- _Instruction_
Would you return all of this data exactly, leaving nothing out?

::::::::

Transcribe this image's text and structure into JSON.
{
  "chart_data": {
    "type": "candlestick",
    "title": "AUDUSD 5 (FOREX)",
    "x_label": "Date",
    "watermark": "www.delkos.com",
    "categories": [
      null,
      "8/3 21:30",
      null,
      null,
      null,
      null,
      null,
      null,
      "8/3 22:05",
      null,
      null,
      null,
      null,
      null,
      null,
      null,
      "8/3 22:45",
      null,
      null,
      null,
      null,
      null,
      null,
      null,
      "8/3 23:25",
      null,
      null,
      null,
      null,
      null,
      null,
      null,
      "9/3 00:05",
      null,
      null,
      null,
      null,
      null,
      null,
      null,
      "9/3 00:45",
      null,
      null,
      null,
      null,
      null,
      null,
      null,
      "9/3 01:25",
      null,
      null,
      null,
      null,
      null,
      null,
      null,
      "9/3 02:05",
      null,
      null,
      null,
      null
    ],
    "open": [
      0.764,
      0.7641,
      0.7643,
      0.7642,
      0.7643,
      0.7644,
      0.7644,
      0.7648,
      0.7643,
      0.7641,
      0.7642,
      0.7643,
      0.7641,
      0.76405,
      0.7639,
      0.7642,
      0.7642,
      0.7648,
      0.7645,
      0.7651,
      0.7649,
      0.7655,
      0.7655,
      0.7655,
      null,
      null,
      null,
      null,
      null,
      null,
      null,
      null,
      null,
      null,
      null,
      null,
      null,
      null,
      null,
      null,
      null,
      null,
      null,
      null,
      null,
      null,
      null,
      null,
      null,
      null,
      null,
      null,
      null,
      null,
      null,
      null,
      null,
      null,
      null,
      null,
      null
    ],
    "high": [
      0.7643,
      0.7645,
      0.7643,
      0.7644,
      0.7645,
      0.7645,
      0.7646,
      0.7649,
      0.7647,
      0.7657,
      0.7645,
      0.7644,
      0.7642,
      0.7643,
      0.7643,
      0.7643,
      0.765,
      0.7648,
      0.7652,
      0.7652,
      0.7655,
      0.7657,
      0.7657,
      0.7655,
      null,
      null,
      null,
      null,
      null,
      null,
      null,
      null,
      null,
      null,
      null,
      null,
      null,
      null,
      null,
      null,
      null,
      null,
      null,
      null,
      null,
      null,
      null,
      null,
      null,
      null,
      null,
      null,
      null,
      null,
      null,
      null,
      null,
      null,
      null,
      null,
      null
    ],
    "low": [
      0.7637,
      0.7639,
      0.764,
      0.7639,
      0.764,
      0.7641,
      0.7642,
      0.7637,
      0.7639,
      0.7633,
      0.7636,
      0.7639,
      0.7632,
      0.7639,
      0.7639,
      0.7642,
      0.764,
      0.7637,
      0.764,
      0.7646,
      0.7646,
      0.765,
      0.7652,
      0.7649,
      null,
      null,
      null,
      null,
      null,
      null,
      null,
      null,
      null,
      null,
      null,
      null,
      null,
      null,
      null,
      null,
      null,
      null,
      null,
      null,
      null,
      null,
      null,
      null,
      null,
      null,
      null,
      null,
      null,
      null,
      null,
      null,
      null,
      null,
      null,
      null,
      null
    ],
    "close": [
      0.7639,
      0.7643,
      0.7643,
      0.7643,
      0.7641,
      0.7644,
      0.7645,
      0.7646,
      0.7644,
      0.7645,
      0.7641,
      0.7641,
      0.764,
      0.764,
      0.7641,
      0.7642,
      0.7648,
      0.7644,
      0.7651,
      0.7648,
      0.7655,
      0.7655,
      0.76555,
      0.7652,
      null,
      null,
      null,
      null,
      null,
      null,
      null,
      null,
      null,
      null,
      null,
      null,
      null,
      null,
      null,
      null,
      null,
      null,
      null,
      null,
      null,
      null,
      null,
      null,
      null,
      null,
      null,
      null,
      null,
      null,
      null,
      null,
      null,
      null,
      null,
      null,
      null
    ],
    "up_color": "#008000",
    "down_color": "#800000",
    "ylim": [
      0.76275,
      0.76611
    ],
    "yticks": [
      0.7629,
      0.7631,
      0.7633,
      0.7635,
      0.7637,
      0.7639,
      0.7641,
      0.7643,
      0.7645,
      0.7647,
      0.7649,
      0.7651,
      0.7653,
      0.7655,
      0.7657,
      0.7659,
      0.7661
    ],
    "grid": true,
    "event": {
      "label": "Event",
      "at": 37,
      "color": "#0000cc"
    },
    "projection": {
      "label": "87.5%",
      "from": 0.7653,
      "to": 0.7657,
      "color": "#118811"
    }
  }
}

::::::::

- _Solution_
Transcribe this image's text and structure into JSON.
{
  "chart_data": {
    "type": "candlestick",
    "title": "AUDUSD 5 (FOREX)",
    "x_label": "Date",
    "watermark": "www.delkos.com",
    "categories": [
      null,
      "8/3 21:30",
      null,
      null,
      null,
      null,
      null,
      null,
      "8/3 22:05",
      null,
      null,
      null,
      null,
      null,
      null,
      null,
      "8/3 22:45",
      null,
      null,
      null,
      null,
      null,
      null,
      null,
      "8/3 23:25",
      null,
      null,
      null,
      null,
      null,
      null,
      null,
      "9/3 00:05",
      null,
      null,
      null,
      null,
      null,
      null,
      null,
      "9/3 00:45",
      null,
      null,
      null,
      null,
      null,
      null,
      null,
      "9/3 01:25",
      null,
      null,
      null,
      null,
      null,
      null,
      null,
      "9/3 02:05",
      null,
      null,
      null,
      null
    ],
    "open": [
      0.764,
      0.7641,
      0.7643,
      0.7642,
      0.7643,
      0.7644,
      0.7644,
      0.7648,
      0.7643,
      0.7641,
      0.7642,
      0.7643,
      0.7641,
      0.76405,
      0.7639,
      0.7642,
      0.7642,
      0.7648,
      0.7645,
      0.7651,
      0.7649,
      0.7655,
      0.7655,
      0.7655,
      null,
      null,
      null,
      null,
      null,
      null,
      null,
      null,
      null,
      null,
      null,
      null,
      null,
      null,
      null,
      null,
      null,
      null,
      null,
      null,
      null,
      null,
      null,
      null,
      null,
      null,
      null,
      null,
      null,
      null,
      null,
      null,
      null,
      null,
      null,
      null,
      null
    ],
    "high": [
      0.7643,
      0.7645,
      0.7643,
      0.7644,
      0.7645,
      0.7645,
      0.7646,
      0.7649,
      0.7647,
      0.7657,
      0.7645,
      0.7644,
      0.7642,
      0.7643,
      0.7643,
      0.7643,
      0.765,
      0.7648,
      0.7652,
      0.7652,
      0.7655,
      0.7657,
      0.7657,
      0.7655,
      null,
      null,
      null,
      null,
      null,
      null,
      null,
      null,
      null,
      null,
      null,
      null,
      null,
      null,
      null,
      null,
      null,
      null,
      null,
      null,
      null,
      null,
      null,
      null,
      null,
      null,
      null,
      null,
      null,
      null,
      null,
      null,
      null,
      null,
      null,
      null,
      null
    ],
    "low": [
      0.7637,
      0.7639,
      0.764,
      0.7639,
      0.764,
      0.7641,
      0.7642,
      0.7637,
      0.7639,
      0.7633,
      0.7636,
      0.7639,
      0.7632,
      0.7639,
      0.7639,
      0.7642,
      0.764,
      0.7637,
      0.764,
      0.7646,
      0.7646,
      0.765,
      0.7652,
      0.7649,
      null,
      null,
      null,
      null,
      null,
      null,
      null,
      null,
      null,
      null,
      null,
      null,
      null,
      null,
      null,
      null,
      null,
      null,
      null,
      null,
      null,
      null,
      null,
      null,
      null,
      null,
      null,
      null,
      null,
      null,
      null,
      null,
      null,
      null,
      null,
      null,
      null
    ],
    "close": [
      0.7639,
      0.7643,
      0.7643,
      0.7643,
      0.7641,
      0.7644,
      0.7645,
      0.7646,
      0.7644,
      0.7645,
      0.7641,
      0.7641,
      0.764,
      0.764,
      0.7641,
      0.7642,
      0.7648,
      0.7644,
      0.7651,
      0.7648,
      0.7655,
      0.7655,
      0.76555,
      0.7652,
      null,
      null,
      null,
      null,
      null,
      null,
      null,
      null,
      null,
      null,
      null,
      null,
      null,
      null,
      null,
      null,
      null,
      null,
      null,
      null,
      null,
      null,
      null,
      null,
      null,
      null,
      null,
      null,
      null,
      null,
      null,
      null,
      null,
      null,
      null,
      null,
      null
    ],
    "up_color": "#008000",
    "down_color": "#800000",
    "ylim": [
      0.76275,
      0.76611
    ],
    "yticks": [
      0.7629,
      0.7631,
      0.7633,
      0.7635,
      0.7637,
      0.7639,
      0.7641,
      0.7643,
      0.7645,
      0.7647,
      0.7649,
      0.7651,
      0.7653,
      0.7655,
      0.7657,
      0.7659,
      0.7661
    ],
    "grid": true,
    "event": {
      "label": "Event",
      "at": 37,
      "color": "#0000cc"
    },
    "projection": {
      "label": "87.5%",
      "from": 0.7653,
      "to": 0.7657,
      "color": "#118811"
    }
  }
}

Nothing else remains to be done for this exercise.